• _WHAT YOU SHOULD DO_
Write out the records again, exactly, leaving none out.

• _Stored items_
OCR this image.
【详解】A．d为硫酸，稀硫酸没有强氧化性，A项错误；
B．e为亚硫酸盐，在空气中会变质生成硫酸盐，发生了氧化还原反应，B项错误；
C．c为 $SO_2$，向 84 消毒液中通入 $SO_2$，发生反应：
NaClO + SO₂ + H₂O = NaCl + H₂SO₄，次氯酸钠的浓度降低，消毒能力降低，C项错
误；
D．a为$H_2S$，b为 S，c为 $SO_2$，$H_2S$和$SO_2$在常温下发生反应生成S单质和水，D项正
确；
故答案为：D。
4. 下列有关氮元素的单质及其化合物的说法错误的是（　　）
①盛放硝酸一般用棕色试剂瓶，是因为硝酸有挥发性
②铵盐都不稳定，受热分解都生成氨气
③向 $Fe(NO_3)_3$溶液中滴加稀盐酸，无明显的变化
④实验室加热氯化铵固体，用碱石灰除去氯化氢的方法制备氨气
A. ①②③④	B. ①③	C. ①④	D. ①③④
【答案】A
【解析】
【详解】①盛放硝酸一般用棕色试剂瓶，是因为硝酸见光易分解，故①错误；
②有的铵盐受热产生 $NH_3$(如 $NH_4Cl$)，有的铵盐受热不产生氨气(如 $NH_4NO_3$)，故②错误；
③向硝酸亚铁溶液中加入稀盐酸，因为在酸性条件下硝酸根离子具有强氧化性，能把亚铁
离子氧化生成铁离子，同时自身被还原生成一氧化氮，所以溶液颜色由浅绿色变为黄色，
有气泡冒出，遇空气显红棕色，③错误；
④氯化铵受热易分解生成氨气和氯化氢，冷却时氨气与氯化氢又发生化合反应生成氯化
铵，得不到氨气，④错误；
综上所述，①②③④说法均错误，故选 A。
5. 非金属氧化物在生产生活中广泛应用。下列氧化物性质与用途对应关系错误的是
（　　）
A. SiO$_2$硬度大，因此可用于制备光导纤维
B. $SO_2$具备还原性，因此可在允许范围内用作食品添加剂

• _FINAL RESULT_
OCR this image.
【详解】A．d为硫酸，稀硫酸没有强氧化性，A项错误；
B．e为亚硫酸盐，在空气中会变质生成硫酸盐，发生了氧化还原反应，B项错误；
C．c为 $SO_2$，向 84 消毒液中通入 $SO_2$，发生反应：
NaClO + SO₂ + H₂O = NaCl + H₂SO₄，次氯酸钠的浓度降低，消毒能力降低，C项错
误；
D．a为$H_2S$，b为 S，c为 $SO_2$，$H_2S$和$SO_2$在常温下发生反应生成S单质和水，D项正
确；
故答案为：D。
4. 下列有关氮元素的单质及其化合物的说法错误的是（　　）
①盛放硝酸一般用棕色试剂瓶，是因为硝酸有挥发性
②铵盐都不稳定，受热分解都生成氨气
③向 $Fe(NO_3)_3$溶液中滴加稀盐酸，无明显的变化
④实验室加热氯化铵固体，用碱石灰除去氯化氢的方法制备氨气
A. ①②③④	B. ①③	C. ①④	D. ①③④
【答案】A
【解析】
【详解】①盛放硝酸一般用棕色试剂瓶，是因为硝酸见光易分解，故①错误；
②有的铵盐受热产生 $NH_3$(如 $NH_4Cl$)，有的铵盐受热不产生氨气(如 $NH_4NO_3$)，故②错误；
③向硝酸亚铁溶液中加入稀盐酸，因为在酸性条件下硝酸根离子具有强氧化性，能把亚铁
离子氧化生成铁离子，同时自身被还原生成一氧化氮，所以溶液颜色由浅绿色变为黄色，
有气泡冒出，遇空气显红棕色，③错误；
④氯化铵受热易分解生成氨气和氯化氢，冷却时氨气与氯化氢又发生化合反应生成氯化
铵，得不到氨气，④错误；
综上所述，①②③④说法均错误，故选 A。
5. 非金属氧化物在生产生活中广泛应用。下列氧化物性质与用途对应关系错误的是
（　　）
A. SiO$_2$硬度大，因此可用于制备光导纤维
B. $SO_2$具备还原性，因此可在允许范围内用作食品添加剂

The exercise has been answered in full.